## PROBLEM DETAILS
Reproduce all of the listing below without alteration.

::::

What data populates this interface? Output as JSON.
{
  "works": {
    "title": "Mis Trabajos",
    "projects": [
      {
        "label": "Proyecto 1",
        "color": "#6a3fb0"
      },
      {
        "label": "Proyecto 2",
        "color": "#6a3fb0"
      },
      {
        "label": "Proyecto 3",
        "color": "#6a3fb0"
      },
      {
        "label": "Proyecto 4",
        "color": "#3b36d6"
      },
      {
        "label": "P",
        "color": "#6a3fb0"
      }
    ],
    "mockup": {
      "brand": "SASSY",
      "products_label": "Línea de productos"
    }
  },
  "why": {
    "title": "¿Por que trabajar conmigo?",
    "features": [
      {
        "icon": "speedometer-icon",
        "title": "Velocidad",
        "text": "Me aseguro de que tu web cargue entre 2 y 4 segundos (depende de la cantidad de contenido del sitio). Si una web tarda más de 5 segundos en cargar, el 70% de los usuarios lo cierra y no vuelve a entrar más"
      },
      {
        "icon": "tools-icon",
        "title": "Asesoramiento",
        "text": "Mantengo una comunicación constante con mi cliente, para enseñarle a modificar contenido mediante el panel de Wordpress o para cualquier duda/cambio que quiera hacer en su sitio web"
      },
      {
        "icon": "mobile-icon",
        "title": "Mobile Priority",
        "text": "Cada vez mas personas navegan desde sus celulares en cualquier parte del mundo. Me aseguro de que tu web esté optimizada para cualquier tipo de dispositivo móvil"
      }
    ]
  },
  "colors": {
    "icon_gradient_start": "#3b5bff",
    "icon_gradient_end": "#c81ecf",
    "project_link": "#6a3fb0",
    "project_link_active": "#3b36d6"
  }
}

::::

## OUTPUT FOR THIS TASK
What data populates this interface? Output as JSON.
{
  "works": {
    "title": "Mis Trabajos",
    "projects": [
      {
        "label": "Proyecto 1",
        "color": "#6a3fb0"
      },
      {
        "label": "Proyecto 2",
        "color": "#6a3fb0"
      },
      {
        "label": "Proyecto 3",
        "color": "#6a3fb0"
      },
      {
        "label": "Proyecto 4",
        "color": "#3b36d6"
      },
      {
        "label": "P",
        "color": "#6a3fb0"
      }
    ],
    "mockup": {
      "brand": "SASSY",
      "products_label": "Línea de productos"
    }
  },
  "why": {
    "title": "¿Por que trabajar conmigo?",
    "features": [
      {
        "icon": "speedometer-icon",
        "title": "Velocidad",
        "text": "Me aseguro de que tu web cargue entre 2 y 4 segundos (depende de la cantidad de contenido del sitio). Si una web tarda más de 5 segundos en cargar, el 70% de los usuarios lo cierra y no vuelve a entrar más"
      },
      {
        "icon": "tools-icon",
        "title": "Asesoramiento",
        "text": "Mantengo una comunicación constante con mi cliente, para enseñarle a modificar contenido mediante el panel de Wordpress o para cualquier duda/cambio que quiera hacer en su sitio web"
      },
      {
        "icon": "mobile-icon",
        "title": "Mobile Priority",
        "text": "Cada vez mas personas navegan desde sus celulares en cualquier parte del mundo. Me aseguro de que tu web esté optimizada para cualquier tipo de dispositivo móvil"
      }
    ]
  },
  "colors": {
    "icon_gradient_start": "#3b5bff",
    "icon_gradient_end": "#c81ecf",
    "project_link": "#6a3fb0",
    "project_link_active": "#3b36d6"
  }
}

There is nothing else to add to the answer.